Gather every line of the entries that includes the word "call".

···

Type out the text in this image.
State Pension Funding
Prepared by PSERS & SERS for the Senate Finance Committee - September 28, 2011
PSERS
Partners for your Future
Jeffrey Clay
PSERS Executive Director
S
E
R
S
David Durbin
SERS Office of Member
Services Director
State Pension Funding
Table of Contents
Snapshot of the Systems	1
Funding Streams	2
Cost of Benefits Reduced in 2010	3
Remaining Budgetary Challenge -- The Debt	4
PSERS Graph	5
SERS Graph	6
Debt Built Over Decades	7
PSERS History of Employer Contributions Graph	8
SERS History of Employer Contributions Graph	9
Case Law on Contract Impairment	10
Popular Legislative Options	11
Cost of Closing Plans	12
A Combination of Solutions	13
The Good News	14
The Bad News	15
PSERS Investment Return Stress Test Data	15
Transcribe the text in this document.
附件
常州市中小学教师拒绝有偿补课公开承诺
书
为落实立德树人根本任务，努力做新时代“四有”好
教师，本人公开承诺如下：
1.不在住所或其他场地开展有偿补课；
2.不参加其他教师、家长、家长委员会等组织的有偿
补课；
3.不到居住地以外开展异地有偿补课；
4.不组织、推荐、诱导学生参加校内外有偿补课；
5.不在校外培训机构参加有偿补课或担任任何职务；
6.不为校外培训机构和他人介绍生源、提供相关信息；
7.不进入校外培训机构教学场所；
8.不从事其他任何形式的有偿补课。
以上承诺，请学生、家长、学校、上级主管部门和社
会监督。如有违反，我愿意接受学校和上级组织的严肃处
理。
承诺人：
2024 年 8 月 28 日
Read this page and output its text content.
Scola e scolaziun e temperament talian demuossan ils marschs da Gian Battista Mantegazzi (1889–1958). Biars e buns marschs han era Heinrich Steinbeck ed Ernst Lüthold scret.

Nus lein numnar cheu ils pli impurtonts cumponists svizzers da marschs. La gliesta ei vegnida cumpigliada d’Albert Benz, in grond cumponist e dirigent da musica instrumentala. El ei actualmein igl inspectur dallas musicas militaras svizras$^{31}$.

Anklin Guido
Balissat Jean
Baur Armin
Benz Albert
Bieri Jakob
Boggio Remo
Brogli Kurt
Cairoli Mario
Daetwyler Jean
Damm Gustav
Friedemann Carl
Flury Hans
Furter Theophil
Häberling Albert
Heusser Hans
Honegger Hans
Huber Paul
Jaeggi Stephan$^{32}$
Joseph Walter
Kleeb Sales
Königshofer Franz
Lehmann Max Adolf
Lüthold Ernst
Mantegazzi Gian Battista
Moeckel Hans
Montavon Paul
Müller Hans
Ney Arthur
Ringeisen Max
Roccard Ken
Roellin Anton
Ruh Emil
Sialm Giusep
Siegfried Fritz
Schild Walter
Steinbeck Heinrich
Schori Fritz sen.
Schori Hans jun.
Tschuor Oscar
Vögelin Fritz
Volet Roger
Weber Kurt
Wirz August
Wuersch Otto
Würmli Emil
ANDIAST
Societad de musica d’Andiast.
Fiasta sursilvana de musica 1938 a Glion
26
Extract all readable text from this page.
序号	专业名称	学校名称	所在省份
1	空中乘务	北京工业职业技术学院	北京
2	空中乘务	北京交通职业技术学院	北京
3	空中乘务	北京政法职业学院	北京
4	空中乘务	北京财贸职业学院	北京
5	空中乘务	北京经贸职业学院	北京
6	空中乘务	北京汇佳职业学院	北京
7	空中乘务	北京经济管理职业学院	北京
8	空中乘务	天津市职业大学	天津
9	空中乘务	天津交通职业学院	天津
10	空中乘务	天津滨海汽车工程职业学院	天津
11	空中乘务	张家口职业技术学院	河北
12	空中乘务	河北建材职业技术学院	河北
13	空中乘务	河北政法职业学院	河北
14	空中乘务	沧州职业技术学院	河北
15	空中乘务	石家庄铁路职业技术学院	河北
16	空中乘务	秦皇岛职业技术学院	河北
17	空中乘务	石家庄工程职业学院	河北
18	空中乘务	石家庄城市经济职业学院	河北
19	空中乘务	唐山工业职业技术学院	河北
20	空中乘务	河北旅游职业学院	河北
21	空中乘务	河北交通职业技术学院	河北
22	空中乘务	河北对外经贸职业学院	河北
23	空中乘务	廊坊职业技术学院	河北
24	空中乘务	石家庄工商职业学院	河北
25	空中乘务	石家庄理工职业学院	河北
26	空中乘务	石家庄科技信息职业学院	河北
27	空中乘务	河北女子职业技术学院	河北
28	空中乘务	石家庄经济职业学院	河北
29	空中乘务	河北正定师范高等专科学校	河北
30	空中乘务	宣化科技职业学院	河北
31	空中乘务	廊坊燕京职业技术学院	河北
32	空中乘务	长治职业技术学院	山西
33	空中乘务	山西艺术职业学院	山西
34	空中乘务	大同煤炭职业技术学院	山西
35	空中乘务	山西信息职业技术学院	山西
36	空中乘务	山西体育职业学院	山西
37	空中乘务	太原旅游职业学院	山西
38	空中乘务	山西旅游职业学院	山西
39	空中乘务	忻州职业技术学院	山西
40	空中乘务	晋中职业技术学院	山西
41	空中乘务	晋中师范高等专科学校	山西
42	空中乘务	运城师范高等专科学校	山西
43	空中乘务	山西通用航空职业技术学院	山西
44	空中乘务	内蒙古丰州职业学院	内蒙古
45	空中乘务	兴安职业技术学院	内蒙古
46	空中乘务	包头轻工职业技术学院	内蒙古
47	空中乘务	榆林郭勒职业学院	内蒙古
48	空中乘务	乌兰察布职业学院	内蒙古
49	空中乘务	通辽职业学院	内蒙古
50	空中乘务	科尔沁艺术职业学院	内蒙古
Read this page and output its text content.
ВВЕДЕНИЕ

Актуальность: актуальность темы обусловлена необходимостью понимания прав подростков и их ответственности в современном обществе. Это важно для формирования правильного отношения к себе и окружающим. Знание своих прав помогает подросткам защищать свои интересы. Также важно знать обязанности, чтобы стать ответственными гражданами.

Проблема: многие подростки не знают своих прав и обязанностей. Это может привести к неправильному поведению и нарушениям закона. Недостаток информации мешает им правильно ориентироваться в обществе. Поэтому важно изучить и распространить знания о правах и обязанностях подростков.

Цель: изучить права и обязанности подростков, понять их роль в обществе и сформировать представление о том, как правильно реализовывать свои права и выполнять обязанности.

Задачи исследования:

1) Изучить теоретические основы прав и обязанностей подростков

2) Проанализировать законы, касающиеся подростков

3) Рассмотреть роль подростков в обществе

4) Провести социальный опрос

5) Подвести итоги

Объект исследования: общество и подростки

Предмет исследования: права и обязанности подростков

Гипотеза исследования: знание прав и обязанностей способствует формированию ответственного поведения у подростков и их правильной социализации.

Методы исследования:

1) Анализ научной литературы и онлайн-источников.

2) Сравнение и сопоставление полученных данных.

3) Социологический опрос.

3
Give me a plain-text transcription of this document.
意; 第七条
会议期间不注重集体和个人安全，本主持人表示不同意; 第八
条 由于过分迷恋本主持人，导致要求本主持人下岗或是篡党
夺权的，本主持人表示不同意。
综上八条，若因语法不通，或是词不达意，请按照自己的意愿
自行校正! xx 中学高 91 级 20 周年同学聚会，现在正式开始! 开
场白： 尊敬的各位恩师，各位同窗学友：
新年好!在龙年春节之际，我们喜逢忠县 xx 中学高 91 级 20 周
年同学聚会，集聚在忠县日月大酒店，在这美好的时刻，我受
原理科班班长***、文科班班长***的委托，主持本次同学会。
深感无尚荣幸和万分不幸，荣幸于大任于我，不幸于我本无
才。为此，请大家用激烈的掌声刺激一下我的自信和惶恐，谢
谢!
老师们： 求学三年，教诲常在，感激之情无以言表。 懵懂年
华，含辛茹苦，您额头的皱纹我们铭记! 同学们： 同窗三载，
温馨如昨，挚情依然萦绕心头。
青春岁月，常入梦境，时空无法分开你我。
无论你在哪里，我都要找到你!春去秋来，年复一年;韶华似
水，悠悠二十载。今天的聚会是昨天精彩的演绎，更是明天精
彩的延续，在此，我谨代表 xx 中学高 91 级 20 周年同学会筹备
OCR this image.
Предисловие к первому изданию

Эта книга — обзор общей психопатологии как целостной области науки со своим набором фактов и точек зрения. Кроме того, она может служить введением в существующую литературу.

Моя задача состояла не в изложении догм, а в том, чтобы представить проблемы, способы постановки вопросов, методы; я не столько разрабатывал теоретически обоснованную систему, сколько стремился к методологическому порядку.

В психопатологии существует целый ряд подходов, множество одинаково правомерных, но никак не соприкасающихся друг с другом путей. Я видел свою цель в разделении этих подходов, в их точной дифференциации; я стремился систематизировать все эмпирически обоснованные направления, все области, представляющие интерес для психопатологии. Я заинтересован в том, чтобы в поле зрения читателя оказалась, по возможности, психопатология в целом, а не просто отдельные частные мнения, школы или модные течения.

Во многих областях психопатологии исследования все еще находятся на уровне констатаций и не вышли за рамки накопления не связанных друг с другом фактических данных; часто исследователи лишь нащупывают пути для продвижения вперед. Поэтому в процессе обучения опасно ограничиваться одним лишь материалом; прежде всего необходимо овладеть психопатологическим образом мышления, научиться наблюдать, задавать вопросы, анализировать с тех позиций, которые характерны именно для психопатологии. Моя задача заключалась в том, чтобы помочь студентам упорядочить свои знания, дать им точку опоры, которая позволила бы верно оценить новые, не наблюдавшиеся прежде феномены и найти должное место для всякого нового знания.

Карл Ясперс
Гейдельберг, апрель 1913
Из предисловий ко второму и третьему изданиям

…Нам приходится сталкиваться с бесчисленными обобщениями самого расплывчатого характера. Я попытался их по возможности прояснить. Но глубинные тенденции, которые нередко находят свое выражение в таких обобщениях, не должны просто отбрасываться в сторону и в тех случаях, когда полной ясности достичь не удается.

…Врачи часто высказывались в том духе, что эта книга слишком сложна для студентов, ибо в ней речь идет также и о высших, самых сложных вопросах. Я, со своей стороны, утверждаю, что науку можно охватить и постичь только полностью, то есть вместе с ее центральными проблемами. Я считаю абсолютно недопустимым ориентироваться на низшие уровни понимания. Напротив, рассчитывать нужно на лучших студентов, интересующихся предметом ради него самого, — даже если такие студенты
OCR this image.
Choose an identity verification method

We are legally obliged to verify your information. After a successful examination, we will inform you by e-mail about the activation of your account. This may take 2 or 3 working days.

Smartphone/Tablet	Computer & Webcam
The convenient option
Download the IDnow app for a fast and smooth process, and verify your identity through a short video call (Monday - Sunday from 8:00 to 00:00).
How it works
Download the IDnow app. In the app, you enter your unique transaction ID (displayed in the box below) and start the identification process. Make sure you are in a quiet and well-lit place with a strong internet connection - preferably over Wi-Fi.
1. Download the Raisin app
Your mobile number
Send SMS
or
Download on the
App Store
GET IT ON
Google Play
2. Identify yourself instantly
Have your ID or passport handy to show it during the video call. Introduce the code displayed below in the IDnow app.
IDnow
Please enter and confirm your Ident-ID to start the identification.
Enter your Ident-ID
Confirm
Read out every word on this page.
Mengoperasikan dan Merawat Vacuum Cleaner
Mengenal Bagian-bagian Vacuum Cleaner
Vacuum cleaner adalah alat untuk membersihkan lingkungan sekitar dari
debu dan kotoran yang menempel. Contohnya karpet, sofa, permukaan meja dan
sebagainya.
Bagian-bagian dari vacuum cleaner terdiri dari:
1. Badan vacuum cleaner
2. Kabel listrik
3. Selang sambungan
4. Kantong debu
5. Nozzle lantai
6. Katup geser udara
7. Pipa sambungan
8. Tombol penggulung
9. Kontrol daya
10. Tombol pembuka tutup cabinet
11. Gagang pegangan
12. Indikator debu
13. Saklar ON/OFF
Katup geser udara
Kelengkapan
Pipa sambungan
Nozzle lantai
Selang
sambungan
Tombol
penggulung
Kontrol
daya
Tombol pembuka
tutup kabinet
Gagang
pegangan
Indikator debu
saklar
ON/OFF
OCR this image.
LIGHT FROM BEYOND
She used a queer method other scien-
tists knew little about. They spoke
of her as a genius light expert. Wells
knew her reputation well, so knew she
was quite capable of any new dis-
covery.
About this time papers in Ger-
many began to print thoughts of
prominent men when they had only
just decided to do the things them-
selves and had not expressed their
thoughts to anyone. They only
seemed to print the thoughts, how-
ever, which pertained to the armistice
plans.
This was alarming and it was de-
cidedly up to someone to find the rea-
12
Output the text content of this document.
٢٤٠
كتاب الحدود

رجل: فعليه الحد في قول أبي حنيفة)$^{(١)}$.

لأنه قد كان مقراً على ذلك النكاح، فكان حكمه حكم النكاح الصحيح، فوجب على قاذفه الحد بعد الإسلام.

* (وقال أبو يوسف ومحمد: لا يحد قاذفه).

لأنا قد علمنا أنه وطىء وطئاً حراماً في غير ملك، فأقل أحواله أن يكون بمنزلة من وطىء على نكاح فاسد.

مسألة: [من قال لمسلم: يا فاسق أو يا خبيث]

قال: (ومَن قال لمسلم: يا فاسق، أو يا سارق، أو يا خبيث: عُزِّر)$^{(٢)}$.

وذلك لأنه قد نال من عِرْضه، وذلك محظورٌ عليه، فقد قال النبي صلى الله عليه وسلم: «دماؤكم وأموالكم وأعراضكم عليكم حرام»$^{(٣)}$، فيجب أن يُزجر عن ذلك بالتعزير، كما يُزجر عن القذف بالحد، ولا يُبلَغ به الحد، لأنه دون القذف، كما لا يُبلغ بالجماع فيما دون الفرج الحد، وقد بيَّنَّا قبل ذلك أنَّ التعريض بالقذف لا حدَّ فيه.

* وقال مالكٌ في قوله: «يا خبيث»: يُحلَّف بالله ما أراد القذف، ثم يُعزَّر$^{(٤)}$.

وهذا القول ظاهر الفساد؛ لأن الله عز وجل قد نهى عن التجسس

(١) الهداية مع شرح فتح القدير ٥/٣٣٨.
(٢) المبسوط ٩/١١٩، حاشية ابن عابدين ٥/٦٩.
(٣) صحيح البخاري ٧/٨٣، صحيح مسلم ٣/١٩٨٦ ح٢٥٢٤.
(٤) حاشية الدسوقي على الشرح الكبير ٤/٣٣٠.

···

RESPONSE TO THE EXERCISE =>
Download the IDnow app for a fast and smooth process, and verify your identity through a short video call (Monday - Sunday from 8:00 to 00:00).
Have your ID or passport handy to show it during the video call. Introduce the code displayed below in the IDnow app.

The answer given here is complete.